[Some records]
--

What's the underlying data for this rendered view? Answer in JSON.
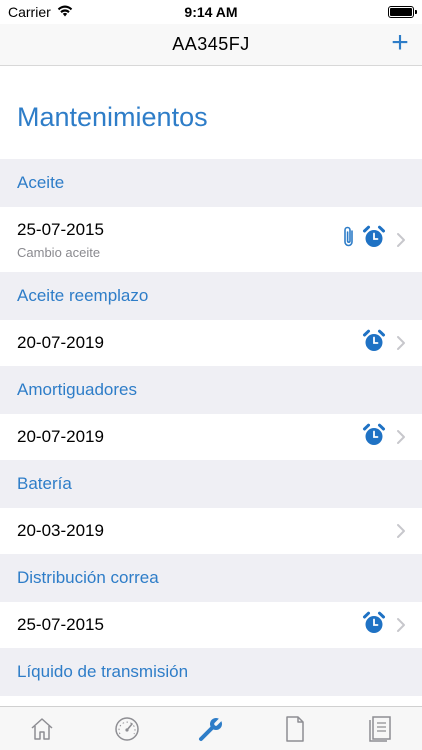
{
  "status_bar": {
    "carrier": "Carrier",
    "time": "9:14 AM"
  },
  "nav": {
    "title": "AA345FJ",
    "add_label": "+"
  },
  "page_title": "Mantenimientos",
  "sections": [
    {
      "header": "Aceite",
      "row": {
        "date": "25-07-2015",
        "subtitle": "Cambio aceite",
        "icons": [
          "paperclip-icon",
          "alarm-clock-icon"
        ]
      }
    },
    {
      "header": "Aceite reemplazo",
      "row": {
        "date": "20-07-2019",
        "icons": [
          "alarm-clock-icon"
        ]
      }
    },
    {
      "header": "Amortiguadores",
      "row": {
        "date": "20-07-2019",
        "icons": [
          "alarm-clock-icon"
        ]
      }
    },
    {
      "header": "Batería",
      "row": {
        "date": "20-03-2019",
        "icons": []
      }
    },
    {
      "header": "Distribución correa",
      "row": {
        "date": "25-07-2015",
        "icons": [
          "alarm-clock-icon"
        ]
      }
    },
    {
      "header": "Líquido de transmisión"
    }
  ],
  "tab_bar": {
    "tabs": [
      {
        "icon": "home-icon",
        "selected": false
      },
      {
        "icon": "speedometer-icon",
        "selected": false
      },
      {
        "icon": "wrench-icon",
        "selected": true
      },
      {
        "icon": "document-icon",
        "selected": false
      },
      {
        "icon": "notes-icon",
        "selected": false
      }
    ]
  },
  "colors": {
    "accent": "#2e7dc8",
    "section_bg": "#efeff4",
    "subtitle": "#8a8a8f",
    "tab_inactive": "#8e8e93"
  }
}
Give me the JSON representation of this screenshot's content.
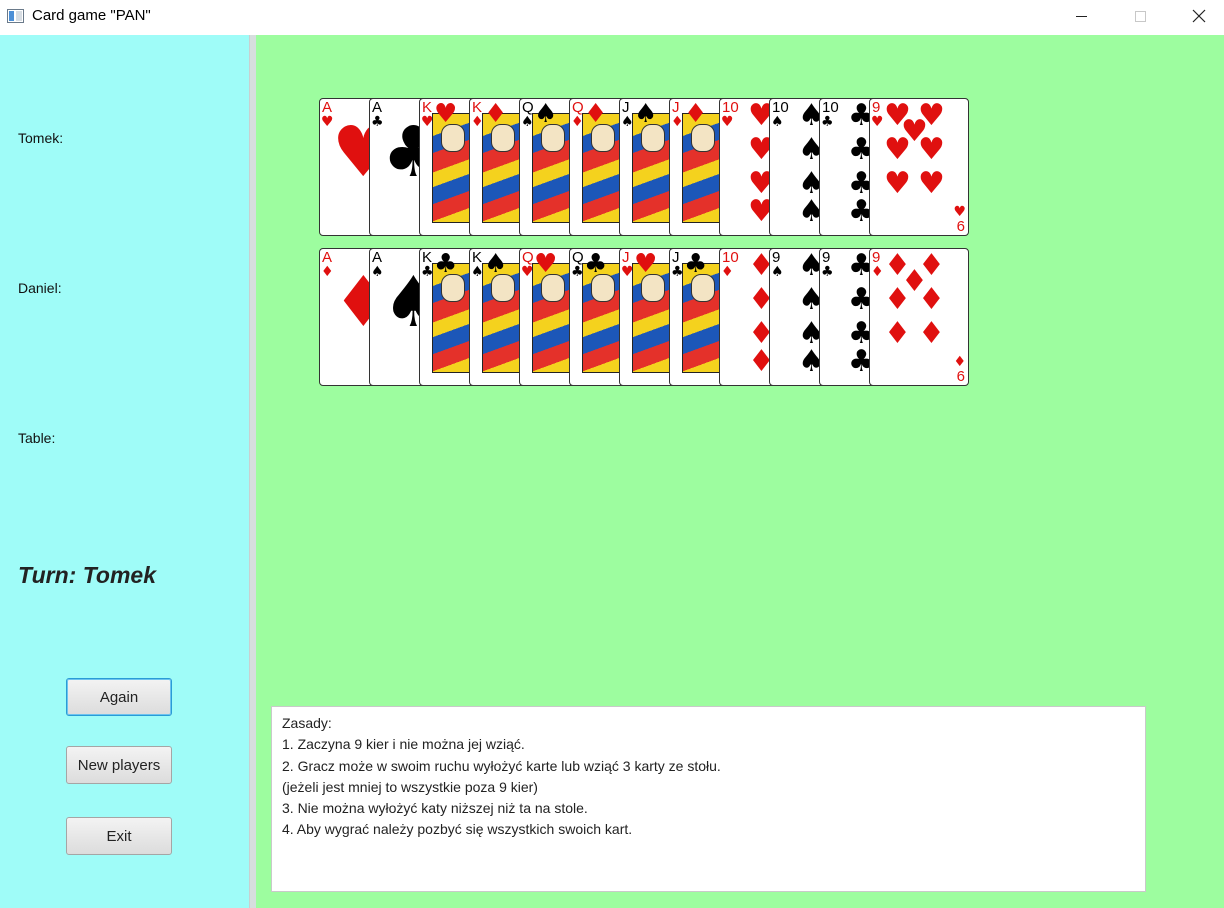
{
  "window": {
    "title": "Card game \"PAN\""
  },
  "sidebar": {
    "players": [
      {
        "label": "Tomek:"
      },
      {
        "label": "Daniel:"
      },
      {
        "label": "Table:"
      }
    ],
    "turn": "Turn: Tomek",
    "buttons": {
      "again": "Again",
      "new_players": "New players",
      "exit": "Exit"
    }
  },
  "hands": [
    {
      "cards": [
        {
          "rank": "A",
          "suit": "♥",
          "color": "#e0100f",
          "kind": "ace"
        },
        {
          "rank": "A",
          "suit": "♣",
          "color": "#000000",
          "kind": "ace"
        },
        {
          "rank": "K",
          "suit": "♥",
          "color": "#e0100f",
          "kind": "face"
        },
        {
          "rank": "K",
          "suit": "♦",
          "color": "#e0100f",
          "kind": "face"
        },
        {
          "rank": "Q",
          "suit": "♠",
          "color": "#000000",
          "kind": "face"
        },
        {
          "rank": "Q",
          "suit": "♦",
          "color": "#e0100f",
          "kind": "face"
        },
        {
          "rank": "J",
          "suit": "♠",
          "color": "#000000",
          "kind": "face"
        },
        {
          "rank": "J",
          "suit": "♦",
          "color": "#e0100f",
          "kind": "face"
        },
        {
          "rank": "10",
          "suit": "♥",
          "color": "#e0100f",
          "kind": "pips"
        },
        {
          "rank": "10",
          "suit": "♠",
          "color": "#000000",
          "kind": "pips"
        },
        {
          "rank": "10",
          "suit": "♣",
          "color": "#000000",
          "kind": "pips"
        },
        {
          "rank": "9",
          "suit": "♥",
          "color": "#e0100f",
          "kind": "last",
          "corner": "6"
        }
      ]
    },
    {
      "cards": [
        {
          "rank": "A",
          "suit": "♦",
          "color": "#e0100f",
          "kind": "ace"
        },
        {
          "rank": "A",
          "suit": "♠",
          "color": "#000000",
          "kind": "ace"
        },
        {
          "rank": "K",
          "suit": "♣",
          "color": "#000000",
          "kind": "face"
        },
        {
          "rank": "K",
          "suit": "♠",
          "color": "#000000",
          "kind": "face"
        },
        {
          "rank": "Q",
          "suit": "♥",
          "color": "#e0100f",
          "kind": "face"
        },
        {
          "rank": "Q",
          "suit": "♣",
          "color": "#000000",
          "kind": "face"
        },
        {
          "rank": "J",
          "suit": "♥",
          "color": "#e0100f",
          "kind": "face"
        },
        {
          "rank": "J",
          "suit": "♣",
          "color": "#000000",
          "kind": "face"
        },
        {
          "rank": "10",
          "suit": "♦",
          "color": "#e0100f",
          "kind": "pips"
        },
        {
          "rank": "9",
          "suit": "♠",
          "color": "#000000",
          "kind": "pips"
        },
        {
          "rank": "9",
          "suit": "♣",
          "color": "#000000",
          "kind": "pips"
        },
        {
          "rank": "9",
          "suit": "♦",
          "color": "#e0100f",
          "kind": "last",
          "corner": "6"
        }
      ]
    }
  ],
  "rules": {
    "lines": [
      "Zasady:",
      "1. Zaczyna 9 kier i nie można jej wziąć.",
      "2. Gracz może w swoim ruchu wyłożyć karte lub wziąć 3 karty ze stołu.",
      "(jeżeli jest mniej to wszystkie poza 9 kier)",
      "3. Nie można wyłożyć katy niższej niż ta na stole.",
      "4. Aby wygrać należy pozbyć się wszystkich swoich kart."
    ]
  }
}
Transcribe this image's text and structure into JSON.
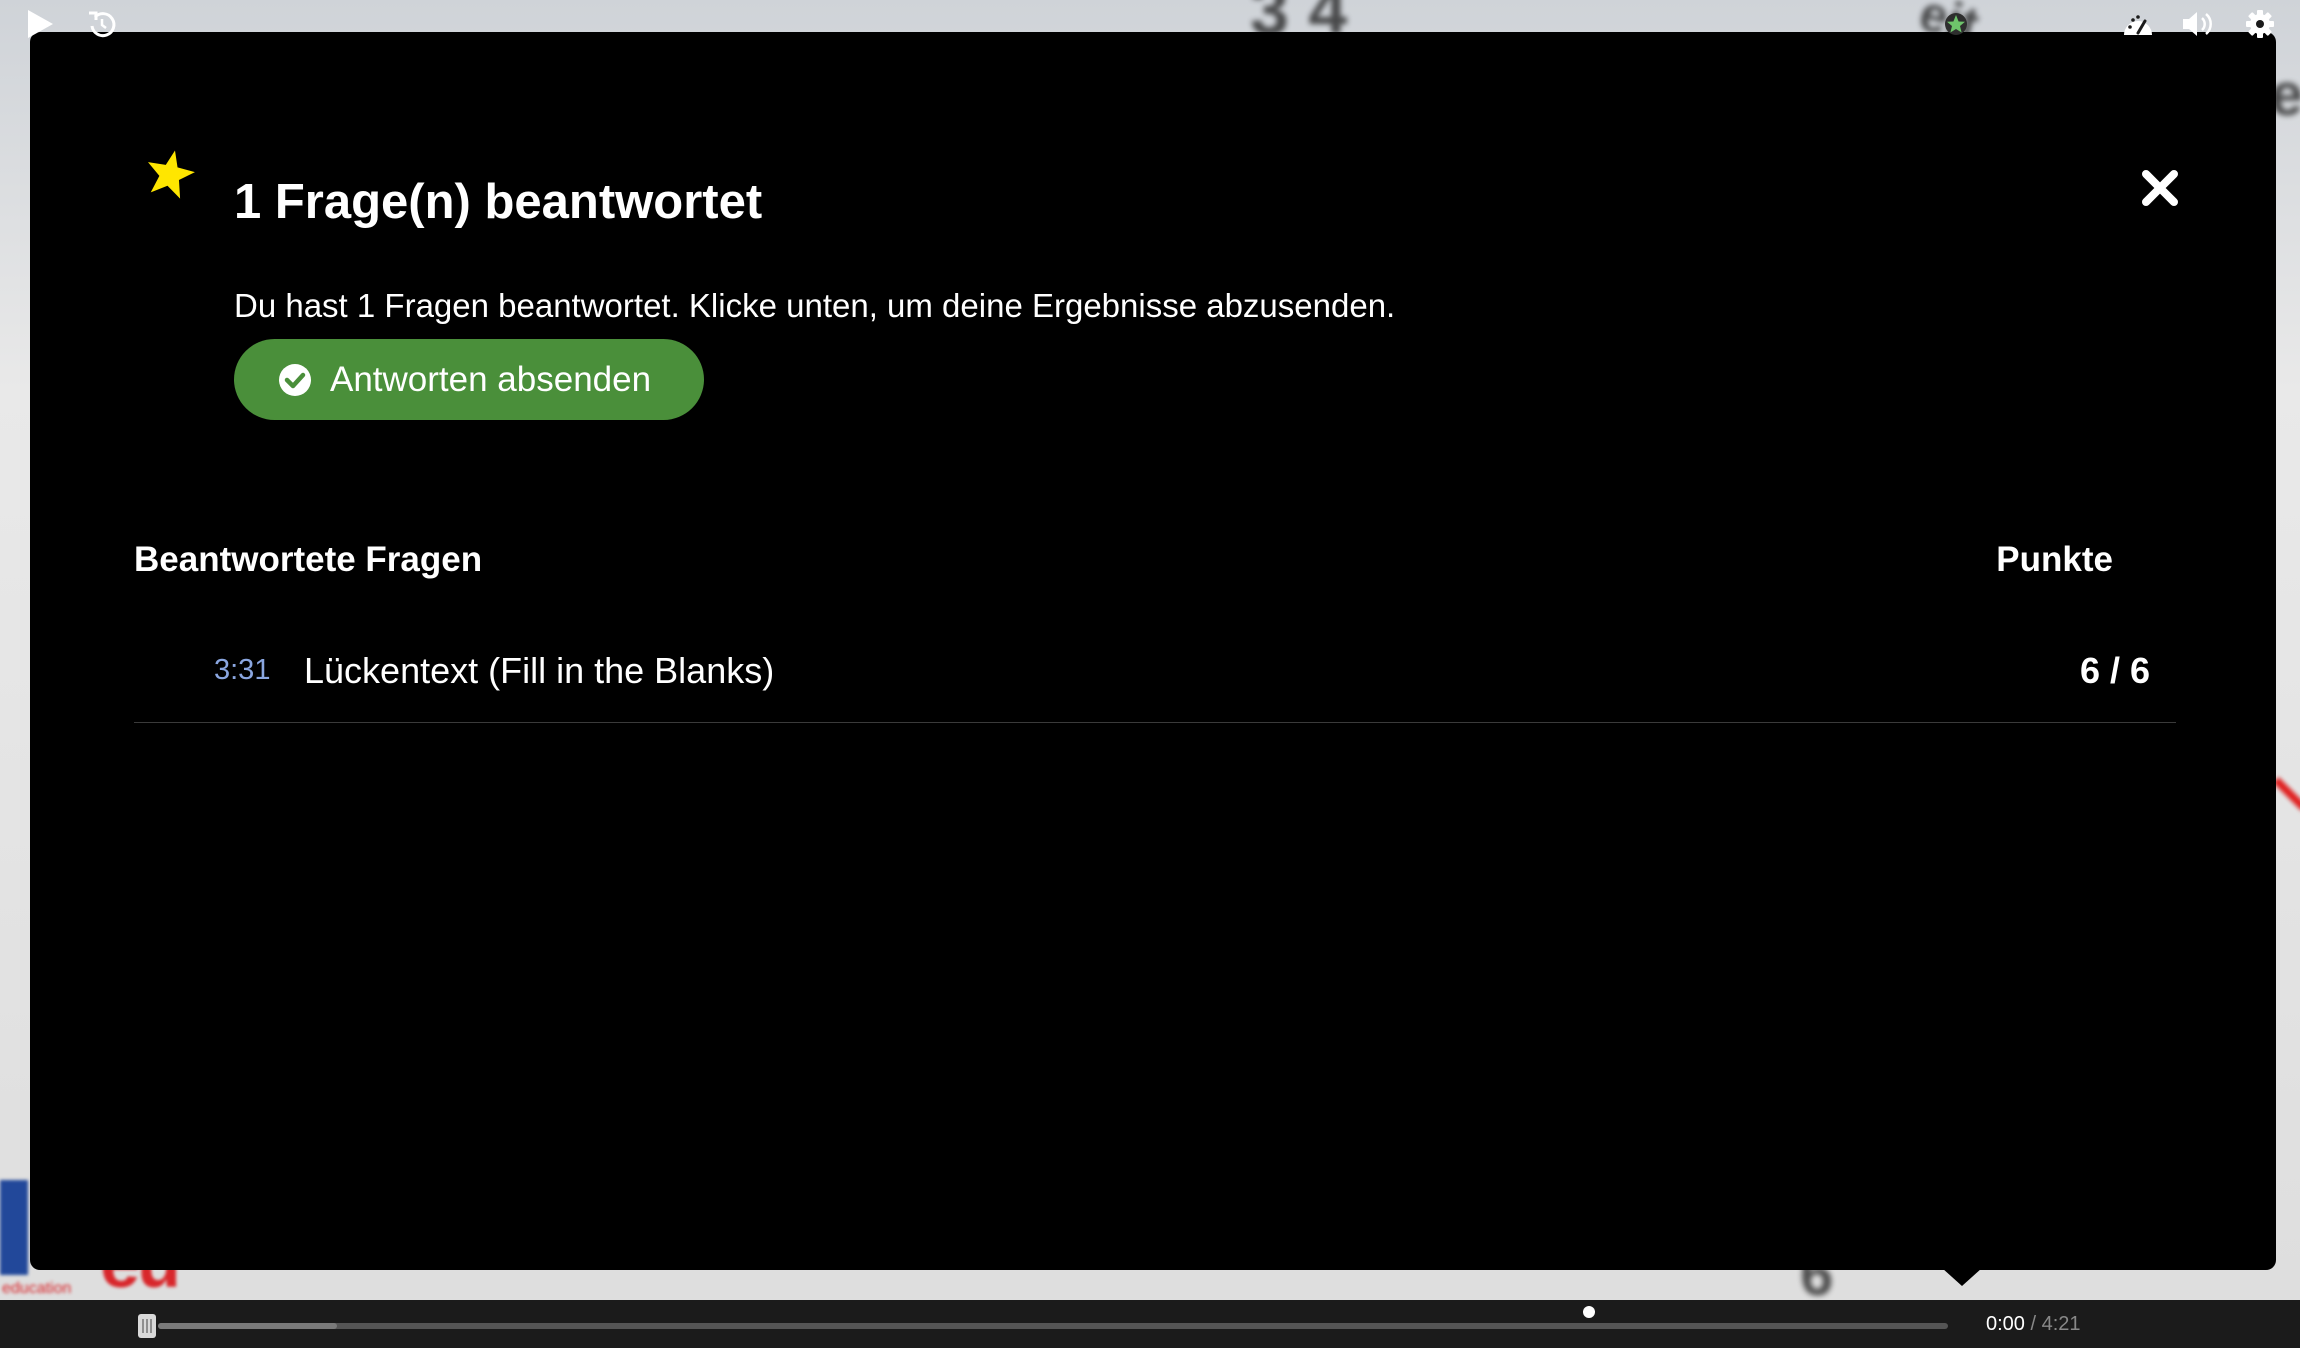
{
  "dialog": {
    "title": "1 Frage(n) beantwortet",
    "message": "Du hast 1 Fragen beantwortet. Klicke unten, um deine Ergebnisse abzusenden.",
    "submit_label": "Antworten absenden",
    "answered_heading": "Beantwortete Fragen",
    "points_heading": "Punkte",
    "questions": [
      {
        "time": "3:31",
        "title": "Lückentext (Fill in the Blanks)",
        "score": "6 / 6"
      }
    ]
  },
  "player": {
    "current_time": "0:00",
    "separator": "/",
    "duration": "4:21",
    "buffered_fraction": 0.1,
    "played_fraction": 0.0
  },
  "background": {
    "logo_text": "eu",
    "logo_subtext": "education"
  },
  "colors": {
    "dialog_bg": "#000000",
    "submit_green": "#4a8f3a",
    "star_yellow": "#ffe600",
    "time_link": "#8aa6e0",
    "controlbar_bg": "#1b1b1b"
  },
  "icons": {
    "star": "star-icon",
    "close": "close-icon",
    "check": "check-circle-icon",
    "play": "play-icon",
    "rewind": "rewind-10-icon",
    "bookmarks": "bookmarks-icon",
    "summary_star": "summary-star-icon",
    "speed": "playback-rate-icon",
    "volume": "volume-icon",
    "settings": "gear-icon"
  }
}
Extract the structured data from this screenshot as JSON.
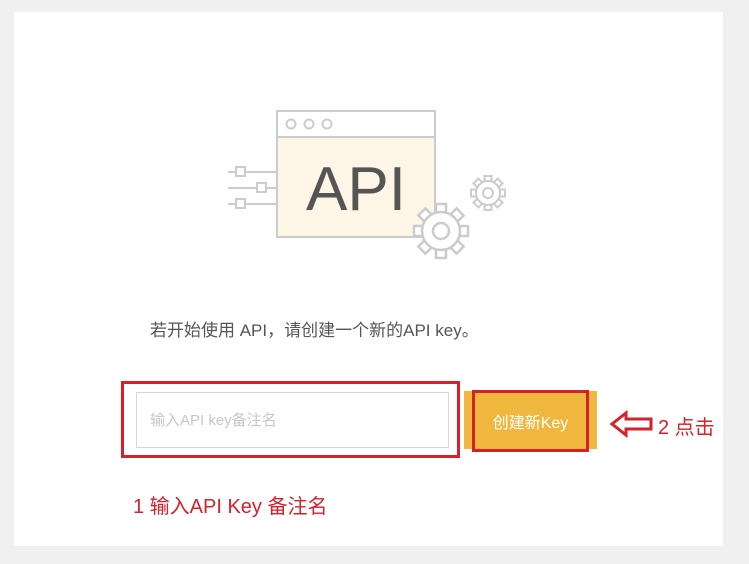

--

■ PROBLEM DESCRIPTION:
Copy all the data exactly as written, but skip any picture.

■ OUTPUT:
What's the underlying data for this rendered view? Answer in JSON.
{
  "status_bar": {
    "carrier": "Carrier",
    "time": "9:14 AM"
  },
  "nav": {
    "title": "AA345FJ",
    "add_label": "+"
  },
  "page_title": "Mantenimientos",
  "sections": [
    {
      "header": "Aceite",
      "row": {
        "date": "25-07-2015",
        "subtitle": "Cambio aceite",
        "icons": [
          "paperclip-icon",
          "alarm-clock-icon"
        ]
      }
    },
    {
      "header": "Aceite reemplazo",
      "row": {
        "date": "20-07-2019",
        "icons": [
          "alarm-clock-icon"
        ]
      }
    },
    {
      "header": "Amortiguadores",
      "row": {
        "date": "20-07-2019",
        "icons": [
          "alarm-clock-icon"
        ]
      }
    },
    {
      "header": "Batería",
      "row": {
        "date": "20-03-2019",
        "icons": []
      }
    },
    {
      "header": "Distribución correa",
      "row": {
        "date": "25-07-2015",
        "icons": [
          "alarm-clock-icon"
        ]
      }
    },
    {
      "header": "Líquido de transmisión"
    }
  ],
  "tab_bar": {
    "tabs": [
      {
        "icon": "home-icon",
        "selected": false
      },
      {
        "icon": "speedometer-icon",
        "selected": false
      },
      {
        "icon": "wrench-icon",
        "selected": true
      },
      {
        "icon": "document-icon",
        "selected": false
      },
      {
        "icon": "notes-icon",
        "selected": false
      }
    ]
  },
  "colors": {
    "accent": "#2e7dc8",
    "section_bg": "#efeff4",
    "subtitle": "#8a8a8f",
    "tab_inactive": "#8e8e93"
  }
}
Give me the JSON representation of this screenshot's content.
{
  "window": {
    "title": "Card game \"PAN\""
  },
  "sidebar": {
    "players": [
      {
        "label": "Tomek:"
      },
      {
        "label": "Daniel:"
      },
      {
        "label": "Table:"
      }
    ],
    "turn": "Turn: Tomek",
    "buttons": {
      "again": "Again",
      "new_players": "New players",
      "exit": "Exit"
    }
  },
  "hands": [
    {
      "cards": [
        {
          "rank": "A",
          "suit": "♥",
          "color": "#e0100f",
          "kind": "ace"
        },
        {
          "rank": "A",
          "suit": "♣",
          "color": "#000000",
          "kind": "ace"
        },
        {
          "rank": "K",
          "suit": "♥",
          "color": "#e0100f",
          "kind": "face"
        },
        {
          "rank": "K",
          "suit": "♦",
          "color": "#e0100f",
          "kind": "face"
        },
        {
          "rank": "Q",
          "suit": "♠",
          "color": "#000000",
          "kind": "face"
        },
        {
          "rank": "Q",
          "suit": "♦",
          "color": "#e0100f",
          "kind": "face"
        },
        {
          "rank": "J",
          "suit": "♠",
          "color": "#000000",
          "kind": "face"
        },
        {
          "rank": "J",
          "suit": "♦",
          "color": "#e0100f",
          "kind": "face"
        },
        {
          "rank": "10",
          "suit": "♥",
          "color": "#e0100f",
          "kind": "pips"
        },
        {
          "rank": "10",
          "suit": "♠",
          "color": "#000000",
          "kind": "pips"
        },
        {
          "rank": "10",
          "suit": "♣",
          "color": "#000000",
          "kind": "pips"
        },
        {
          "rank": "9",
          "suit": "♥",
          "color": "#e0100f",
          "kind": "last",
          "corner": "6"
        }
      ]
    },
    {
      "cards": [
        {
          "rank": "A",
          "suit": "♦",
          "color": "#e0100f",
          "kind": "ace"
        },
        {
          "rank": "A",
          "suit": "♠",
          "color": "#000000",
          "kind": "ace"
        },
        {
          "rank": "K",
          "suit": "♣",
          "color": "#000000",
          "kind": "face"
        },
        {
          "rank": "K",
          "suit": "♠",
          "color": "#000000",
          "kind": "face"
        },
        {
          "rank": "Q",
          "suit": "♥",
          "color": "#e0100f",
          "kind": "face"
        },
        {
          "rank": "Q",
          "suit": "♣",
          "color": "#000000",
          "kind": "face"
        },
        {
          "rank": "J",
          "suit": "♥",
          "color": "#e0100f",
          "kind": "face"
        },
        {
          "rank": "J",
          "suit": "♣",
          "color": "#000000",
          "kind": "face"
        },
        {
          "rank": "10",
          "suit": "♦",
          "color": "#e0100f",
          "kind": "pips"
        },
        {
          "rank": "9",
          "suit": "♠",
          "color": "#000000",
          "kind": "pips"
        },
        {
          "rank": "9",
          "suit": "♣",
          "color": "#000000",
          "kind": "pips"
        },
        {
          "rank": "9",
          "suit": "♦",
          "color": "#e0100f",
          "kind": "last",
          "corner": "6"
        }
      ]
    }
  ],
  "rules": {
    "lines": [
      "Zasady:",
      "1. Zaczyna 9 kier i nie można jej wziąć.",
      "2. Gracz może w swoim ruchu wyłożyć karte lub wziąć 3 karty ze stołu.",
      "(jeżeli jest mniej to wszystkie poza 9 kier)",
      "3. Nie można wyłożyć katy niższej niż ta na stole.",
      "4. Aby wygrać należy pozbyć się wszystkich swoich kart."
    ]
  }
}
Transcribe this image's text and structure into JSON.
{
  "dialog": {
    "title": "1 Frage(n) beantwortet",
    "message": "Du hast 1 Fragen beantwortet. Klicke unten, um deine Ergebnisse abzusenden.",
    "submit_label": "Antworten absenden",
    "answered_heading": "Beantwortete Fragen",
    "points_heading": "Punkte",
    "questions": [
      {
        "time": "3:31",
        "title": "Lückentext (Fill in the Blanks)",
        "score": "6 / 6"
      }
    ]
  },
  "player": {
    "current_time": "0:00",
    "separator": "/",
    "duration": "4:21",
    "buffered_fraction": 0.1,
    "played_fraction": 0.0
  },
  "background": {
    "logo_text": "eu",
    "logo_subtext": "education"
  },
  "colors": {
    "dialog_bg": "#000000",
    "submit_green": "#4a8f3a",
    "star_yellow": "#ffe600",
    "time_link": "#8aa6e0",
    "controlbar_bg": "#1b1b1b"
  },
  "icons": {
    "star": "star-icon",
    "close": "close-icon",
    "check": "check-circle-icon",
    "play": "play-icon",
    "rewind": "rewind-10-icon",
    "bookmarks": "bookmarks-icon",
    "summary_star": "summary-star-icon",
    "speed": "playback-rate-icon",
    "volume": "volume-icon",
    "settings": "gear-icon"
  }
}
Extract the structured data from this screenshot as JSON.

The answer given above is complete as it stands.